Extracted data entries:
========================================================================

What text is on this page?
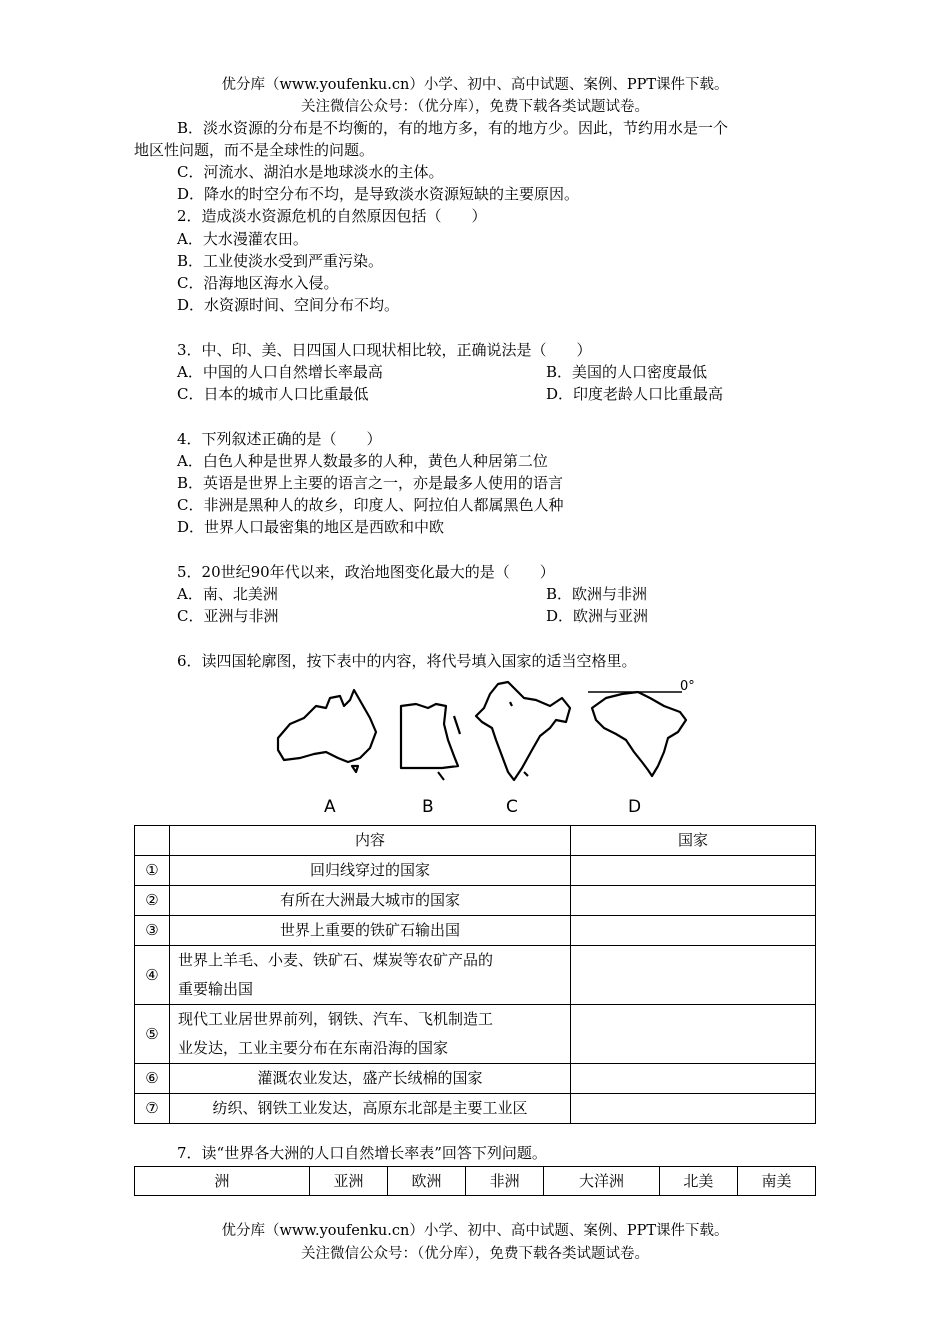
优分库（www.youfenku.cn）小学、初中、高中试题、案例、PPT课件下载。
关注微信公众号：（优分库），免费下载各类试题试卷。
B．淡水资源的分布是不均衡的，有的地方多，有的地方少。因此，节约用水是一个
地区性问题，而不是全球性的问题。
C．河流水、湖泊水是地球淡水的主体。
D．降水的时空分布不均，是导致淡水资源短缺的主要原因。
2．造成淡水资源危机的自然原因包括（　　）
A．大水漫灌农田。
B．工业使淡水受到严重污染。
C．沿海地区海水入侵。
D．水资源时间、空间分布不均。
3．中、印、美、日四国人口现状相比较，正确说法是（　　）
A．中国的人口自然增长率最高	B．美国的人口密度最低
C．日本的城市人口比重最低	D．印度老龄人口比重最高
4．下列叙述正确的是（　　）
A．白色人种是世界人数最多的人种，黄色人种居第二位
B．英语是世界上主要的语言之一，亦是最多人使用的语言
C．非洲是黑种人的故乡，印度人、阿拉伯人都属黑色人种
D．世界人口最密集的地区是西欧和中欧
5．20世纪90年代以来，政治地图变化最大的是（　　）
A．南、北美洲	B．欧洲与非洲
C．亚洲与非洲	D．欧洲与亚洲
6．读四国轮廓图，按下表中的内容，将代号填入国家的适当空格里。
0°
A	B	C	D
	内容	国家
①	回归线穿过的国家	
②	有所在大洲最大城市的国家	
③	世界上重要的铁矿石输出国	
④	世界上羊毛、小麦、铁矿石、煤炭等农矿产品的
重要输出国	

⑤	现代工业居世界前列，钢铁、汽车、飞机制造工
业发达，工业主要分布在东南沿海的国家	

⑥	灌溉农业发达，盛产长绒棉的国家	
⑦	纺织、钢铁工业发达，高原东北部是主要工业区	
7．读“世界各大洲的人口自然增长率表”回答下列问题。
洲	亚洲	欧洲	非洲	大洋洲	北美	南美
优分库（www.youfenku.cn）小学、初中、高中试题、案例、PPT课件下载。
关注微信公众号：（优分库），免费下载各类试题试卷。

========================================================================

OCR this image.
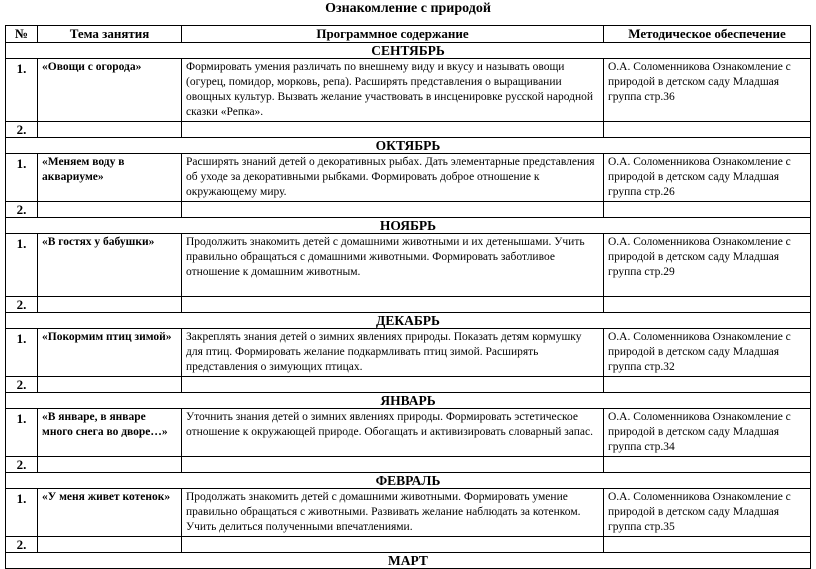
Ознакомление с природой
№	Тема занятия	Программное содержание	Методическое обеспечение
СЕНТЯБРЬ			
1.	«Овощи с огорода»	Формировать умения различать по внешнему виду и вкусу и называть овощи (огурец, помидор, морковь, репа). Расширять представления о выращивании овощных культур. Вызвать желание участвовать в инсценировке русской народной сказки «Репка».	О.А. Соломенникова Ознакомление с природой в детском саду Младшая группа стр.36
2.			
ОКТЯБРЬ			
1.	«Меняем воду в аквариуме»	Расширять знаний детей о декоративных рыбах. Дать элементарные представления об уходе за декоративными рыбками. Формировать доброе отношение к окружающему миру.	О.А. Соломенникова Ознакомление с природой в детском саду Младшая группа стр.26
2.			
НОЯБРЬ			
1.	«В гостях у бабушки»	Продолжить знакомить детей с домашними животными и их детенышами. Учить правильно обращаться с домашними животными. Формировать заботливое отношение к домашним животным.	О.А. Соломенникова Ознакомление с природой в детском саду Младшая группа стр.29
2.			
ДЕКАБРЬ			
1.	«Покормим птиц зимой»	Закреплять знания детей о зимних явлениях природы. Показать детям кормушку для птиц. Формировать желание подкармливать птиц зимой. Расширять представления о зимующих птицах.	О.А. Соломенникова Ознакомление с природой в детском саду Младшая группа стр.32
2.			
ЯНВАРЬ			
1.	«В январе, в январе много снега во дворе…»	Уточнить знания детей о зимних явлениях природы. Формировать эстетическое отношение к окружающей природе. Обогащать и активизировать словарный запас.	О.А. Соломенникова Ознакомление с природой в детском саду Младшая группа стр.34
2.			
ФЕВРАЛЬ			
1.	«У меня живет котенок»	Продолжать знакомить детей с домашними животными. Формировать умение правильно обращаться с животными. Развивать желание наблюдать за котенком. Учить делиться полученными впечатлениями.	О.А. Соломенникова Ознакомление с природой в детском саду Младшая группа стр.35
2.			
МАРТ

========================================================================

Work to complete:
Count every line bearing the word "Расширять"; report the total only.

Result of this task:
3